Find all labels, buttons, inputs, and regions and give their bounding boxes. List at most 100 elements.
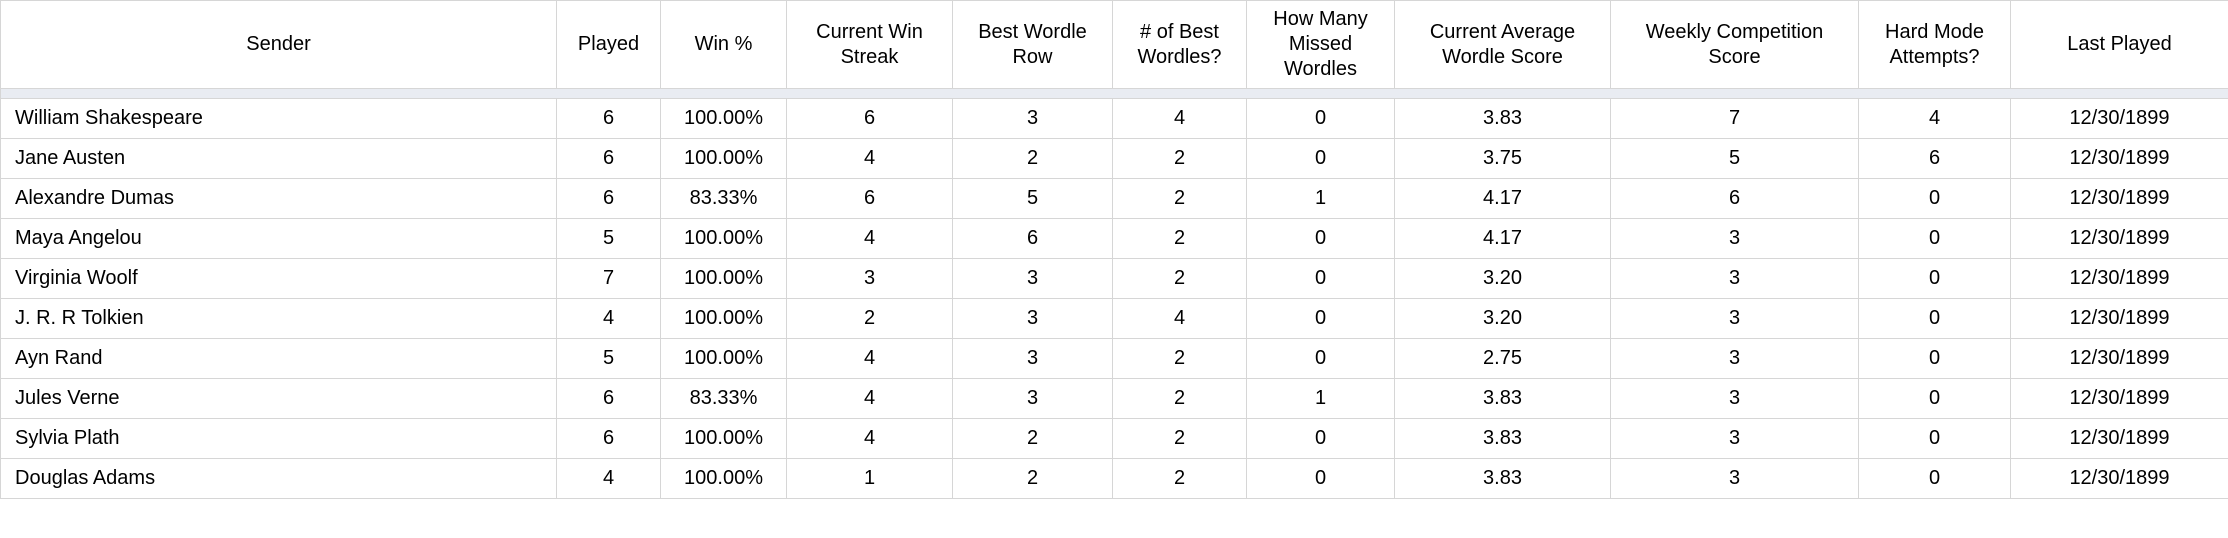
cell: 2.75 bbox=[1395, 339, 1611, 379]
cell: 2 bbox=[1113, 459, 1247, 499]
cell: J. R. R Tolkien bbox=[1, 299, 557, 339]
cell: 12/30/1899 bbox=[2011, 219, 2228, 259]
cell: 4 bbox=[787, 139, 953, 179]
cell: Alexandre Dumas bbox=[1, 179, 557, 219]
cell: 4.17 bbox=[1395, 179, 1611, 219]
cell: 4 bbox=[557, 459, 661, 499]
cell: 3 bbox=[1611, 379, 1859, 419]
table-row: Virginia Woolf7100.00%33203.203012/30/18… bbox=[1, 259, 2228, 299]
cell: 1 bbox=[787, 459, 953, 499]
cell: 12/30/1899 bbox=[2011, 99, 2228, 139]
cell: Ayn Rand bbox=[1, 339, 557, 379]
cell: 0 bbox=[1247, 299, 1395, 339]
cell: 2 bbox=[953, 139, 1113, 179]
cell: 0 bbox=[1247, 259, 1395, 299]
col-missed: How Many Missed Wordles bbox=[1247, 1, 1395, 89]
cell: 3 bbox=[787, 259, 953, 299]
cell: 1 bbox=[1247, 179, 1395, 219]
cell: 100.00% bbox=[661, 419, 787, 459]
cell: 4 bbox=[1859, 99, 2011, 139]
col-num-best: # of Best Wordles? bbox=[1113, 1, 1247, 89]
col-last-played: Last Played bbox=[2011, 1, 2228, 89]
cell: 7 bbox=[1611, 99, 1859, 139]
cell: 0 bbox=[1859, 179, 2011, 219]
cell: Virginia Woolf bbox=[1, 259, 557, 299]
cell: 100.00% bbox=[661, 299, 787, 339]
table-row: Ayn Rand5100.00%43202.753012/30/1899 bbox=[1, 339, 2228, 379]
cell: 6 bbox=[1859, 139, 2011, 179]
cell: Sylvia Plath bbox=[1, 419, 557, 459]
cell: 12/30/1899 bbox=[2011, 459, 2228, 499]
cell: Douglas Adams bbox=[1, 459, 557, 499]
cell: 4 bbox=[787, 339, 953, 379]
cell: 12/30/1899 bbox=[2011, 339, 2228, 379]
cell: 100.00% bbox=[661, 339, 787, 379]
cell: 0 bbox=[1247, 99, 1395, 139]
cell: 5 bbox=[557, 339, 661, 379]
cell: 0 bbox=[1247, 139, 1395, 179]
cell: 6 bbox=[557, 139, 661, 179]
cell: 2 bbox=[1113, 139, 1247, 179]
cell: 3.20 bbox=[1395, 299, 1611, 339]
table-row: Alexandre Dumas683.33%65214.176012/30/18… bbox=[1, 179, 2228, 219]
cell: 2 bbox=[1113, 339, 1247, 379]
cell: 3 bbox=[1611, 259, 1859, 299]
col-avg-score: Current Average Wordle Score bbox=[1395, 1, 1611, 89]
cell: 5 bbox=[1611, 139, 1859, 179]
col-win-streak: Current Win Streak bbox=[787, 1, 953, 89]
cell: 83.33% bbox=[661, 179, 787, 219]
cell: 6 bbox=[953, 219, 1113, 259]
col-best-row: Best Wordle Row bbox=[953, 1, 1113, 89]
cell: Jules Verne bbox=[1, 379, 557, 419]
cell: 3 bbox=[953, 339, 1113, 379]
cell: 2 bbox=[787, 299, 953, 339]
cell: 0 bbox=[1859, 299, 2011, 339]
cell: 4 bbox=[787, 379, 953, 419]
cell: 6 bbox=[557, 379, 661, 419]
cell: 0 bbox=[1859, 339, 2011, 379]
cell: 3 bbox=[1611, 219, 1859, 259]
cell: 3 bbox=[1611, 299, 1859, 339]
cell: 4 bbox=[787, 419, 953, 459]
cell: 12/30/1899 bbox=[2011, 259, 2228, 299]
cell: 3.83 bbox=[1395, 419, 1611, 459]
cell: 2 bbox=[1113, 419, 1247, 459]
wordle-stats-table: Sender Played Win % Current Win Streak B… bbox=[0, 0, 2228, 499]
cell: 100.00% bbox=[661, 259, 787, 299]
cell: 3.20 bbox=[1395, 259, 1611, 299]
col-win-pct: Win % bbox=[661, 1, 787, 89]
table-row: William Shakespeare6100.00%63403.837412/… bbox=[1, 99, 2228, 139]
table-body: William Shakespeare6100.00%63403.837412/… bbox=[1, 99, 2228, 499]
cell: 3 bbox=[1611, 339, 1859, 379]
cell: 12/30/1899 bbox=[2011, 179, 2228, 219]
cell: 0 bbox=[1247, 459, 1395, 499]
cell: 3.75 bbox=[1395, 139, 1611, 179]
cell: 2 bbox=[1113, 179, 1247, 219]
table-header: Sender Played Win % Current Win Streak B… bbox=[1, 1, 2228, 89]
cell: 6 bbox=[557, 179, 661, 219]
cell: 3 bbox=[953, 99, 1113, 139]
cell: Jane Austen bbox=[1, 139, 557, 179]
cell: 100.00% bbox=[661, 139, 787, 179]
cell: 6 bbox=[787, 179, 953, 219]
cell: 6 bbox=[787, 99, 953, 139]
cell: 100.00% bbox=[661, 459, 787, 499]
cell: 4 bbox=[557, 299, 661, 339]
col-hard-mode: Hard Mode Attempts? bbox=[1859, 1, 2011, 89]
cell: 2 bbox=[1113, 219, 1247, 259]
cell: 100.00% bbox=[661, 219, 787, 259]
cell: William Shakespeare bbox=[1, 99, 557, 139]
header-separator bbox=[1, 89, 2228, 99]
cell: 6 bbox=[1611, 179, 1859, 219]
table-row: Sylvia Plath6100.00%42203.833012/30/1899 bbox=[1, 419, 2228, 459]
cell: 2 bbox=[1113, 379, 1247, 419]
cell: 0 bbox=[1247, 339, 1395, 379]
table-row: Jules Verne683.33%43213.833012/30/1899 bbox=[1, 379, 2228, 419]
cell: 4.17 bbox=[1395, 219, 1611, 259]
cell: 2 bbox=[953, 419, 1113, 459]
col-sender: Sender bbox=[1, 1, 557, 89]
table-row: Jane Austen6100.00%42203.755612/30/1899 bbox=[1, 139, 2228, 179]
cell: 7 bbox=[557, 259, 661, 299]
cell: 4 bbox=[1113, 99, 1247, 139]
cell: 0 bbox=[1859, 219, 2011, 259]
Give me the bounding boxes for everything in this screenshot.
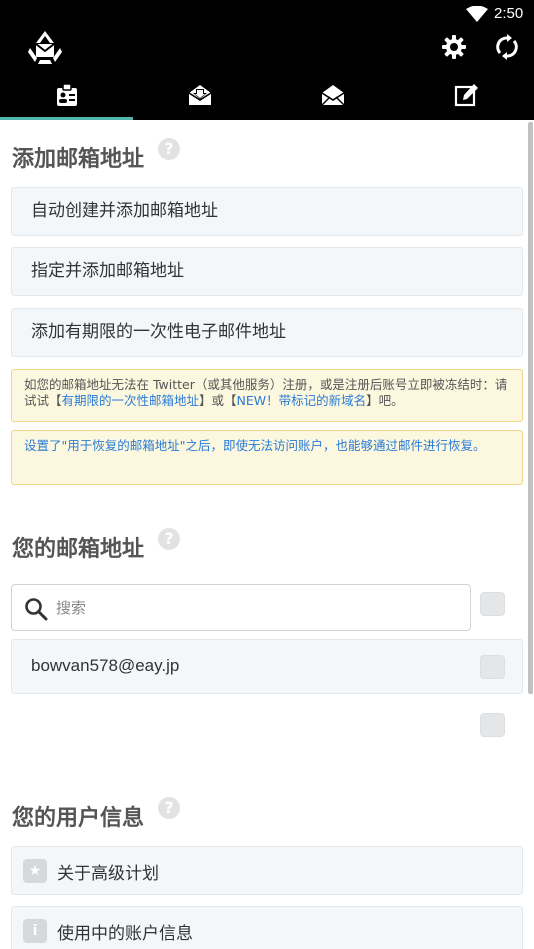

◇ ◇ ◇

### SET TASK
Write out all the items above again, substituting "row" for every "table-row" and leaving everything else unchanged. Omit the pictures.

### EXPECTED ANSWER
Find all labels, buttons, inputs, and regions and give their bounding boxes. List at most 100 elements.
cell: 2.75 bbox=[1395, 339, 1611, 379]
cell: 2 bbox=[1113, 459, 1247, 499]
cell: J. R. R Tolkien bbox=[1, 299, 557, 339]
cell: 12/30/1899 bbox=[2011, 219, 2228, 259]
cell: 4 bbox=[787, 139, 953, 179]
cell: Alexandre Dumas bbox=[1, 179, 557, 219]
cell: 4.17 bbox=[1395, 179, 1611, 219]
cell: 4 bbox=[557, 459, 661, 499]
cell: 3 bbox=[1611, 379, 1859, 419]
row: Virginia Woolf7100.00%33203.203012/30/18… bbox=[1, 259, 2228, 299]
cell: 1 bbox=[787, 459, 953, 499]
cell: 12/30/1899 bbox=[2011, 99, 2228, 139]
cell: Ayn Rand bbox=[1, 339, 557, 379]
cell: 0 bbox=[1247, 299, 1395, 339]
cell: 2 bbox=[953, 139, 1113, 179]
cell: 0 bbox=[1247, 259, 1395, 299]
col-missed: How Many Missed Wordles bbox=[1247, 1, 1395, 89]
cell: 3 bbox=[787, 259, 953, 299]
cell: 1 bbox=[1247, 179, 1395, 219]
cell: 100.00% bbox=[661, 419, 787, 459]
cell: 4 bbox=[1859, 99, 2011, 139]
col-num-best: # of Best Wordles? bbox=[1113, 1, 1247, 89]
col-last-played: Last Played bbox=[2011, 1, 2228, 89]
cell: 7 bbox=[1611, 99, 1859, 139]
cell: 0 bbox=[1859, 179, 2011, 219]
cell: Virginia Woolf bbox=[1, 259, 557, 299]
cell: 100.00% bbox=[661, 299, 787, 339]
row: Ayn Rand5100.00%43202.753012/30/1899 bbox=[1, 339, 2228, 379]
cell: 6 bbox=[1859, 139, 2011, 179]
cell: Sylvia Plath bbox=[1, 419, 557, 459]
cell: 12/30/1899 bbox=[2011, 459, 2228, 499]
cell: Douglas Adams bbox=[1, 459, 557, 499]
cell: 4 bbox=[787, 339, 953, 379]
cell: 12/30/1899 bbox=[2011, 339, 2228, 379]
cell: 100.00% bbox=[661, 339, 787, 379]
cell: 0 bbox=[1247, 99, 1395, 139]
cell: 5 bbox=[557, 339, 661, 379]
cell: 0 bbox=[1247, 139, 1395, 179]
cell: 6 bbox=[557, 139, 661, 179]
cell: 2 bbox=[1113, 139, 1247, 179]
cell: 3.20 bbox=[1395, 299, 1611, 339]
row: Alexandre Dumas683.33%65214.176012/30/18… bbox=[1, 179, 2228, 219]
cell: 2 bbox=[1113, 339, 1247, 379]
cell: 3 bbox=[1611, 259, 1859, 299]
col-avg-score: Current Average Wordle Score bbox=[1395, 1, 1611, 89]
cell: 5 bbox=[1611, 139, 1859, 179]
col-win-streak: Current Win Streak bbox=[787, 1, 953, 89]
cell: 83.33% bbox=[661, 179, 787, 219]
cell: 6 bbox=[953, 219, 1113, 259]
col-best-row: Best Wordle Row bbox=[953, 1, 1113, 89]
cell: Jules Verne bbox=[1, 379, 557, 419]
cell: 3 bbox=[953, 339, 1113, 379]
cell: 2 bbox=[787, 299, 953, 339]
cell: 0 bbox=[1859, 299, 2011, 339]
cell: 4 bbox=[787, 379, 953, 419]
cell: 6 bbox=[557, 379, 661, 419]
cell: 0 bbox=[1859, 339, 2011, 379]
cell: 3 bbox=[1611, 219, 1859, 259]
cell: 3 bbox=[1611, 299, 1859, 339]
cell: 4 bbox=[787, 419, 953, 459]
cell: 12/30/1899 bbox=[2011, 259, 2228, 299]
cell: 3.83 bbox=[1395, 419, 1611, 459]
cell: 2 bbox=[1113, 419, 1247, 459]
wordle-stats-table: Sender Played Win % Current Win Streak B… bbox=[0, 0, 2228, 499]
cell: 100.00% bbox=[661, 259, 787, 299]
cell: 3.20 bbox=[1395, 259, 1611, 299]
col-win-pct: Win % bbox=[661, 1, 787, 89]
row: William Shakespeare6100.00%63403.837412/… bbox=[1, 99, 2228, 139]
table-body: William Shakespeare6100.00%63403.837412/… bbox=[1, 99, 2228, 499]
cell: 3 bbox=[1611, 339, 1859, 379]
cell: 12/30/1899 bbox=[2011, 179, 2228, 219]
cell: 0 bbox=[1247, 459, 1395, 499]
cell: 3.75 bbox=[1395, 139, 1611, 179]
cell: 2 bbox=[1113, 179, 1247, 219]
table-header: Sender Played Win % Current Win Streak B… bbox=[1, 1, 2228, 89]
cell: 6 bbox=[557, 179, 661, 219]
cell: 3 bbox=[953, 99, 1113, 139]
cell: Jane Austen bbox=[1, 139, 557, 179]
cell: 100.00% bbox=[661, 139, 787, 179]
cell: 6 bbox=[787, 179, 953, 219]
cell: 6 bbox=[787, 99, 953, 139]
cell: 100.00% bbox=[661, 459, 787, 499]
cell: 4 bbox=[557, 299, 661, 339]
col-hard-mode: Hard Mode Attempts? bbox=[1859, 1, 2011, 89]
cell: 2 bbox=[1113, 219, 1247, 259]
cell: 100.00% bbox=[661, 219, 787, 259]
cell: William Shakespeare bbox=[1, 99, 557, 139]
header-separator bbox=[1, 89, 2228, 99]
cell: 6 bbox=[1611, 179, 1859, 219]
row: Sylvia Plath6100.00%42203.833012/30/1899 bbox=[1, 419, 2228, 459]
cell: 2 bbox=[1113, 379, 1247, 419]
cell: 0 bbox=[1247, 339, 1395, 379]
row: Jules Verne683.33%43213.833012/30/1899 bbox=[1, 379, 2228, 419]
cell: 4.17 bbox=[1395, 219, 1611, 259]
cell: 2 bbox=[953, 419, 1113, 459]
col-sender: Sender bbox=[1, 1, 557, 89]
row: Jane Austen6100.00%42203.755612/30/1899 bbox=[1, 139, 2228, 179]
cell: 7 bbox=[557, 259, 661, 299]
cell: 4 bbox=[1113, 99, 1247, 139]
cell: 0 bbox=[1859, 219, 2011, 259]
Give me the bounding boxes for everything in this screenshot.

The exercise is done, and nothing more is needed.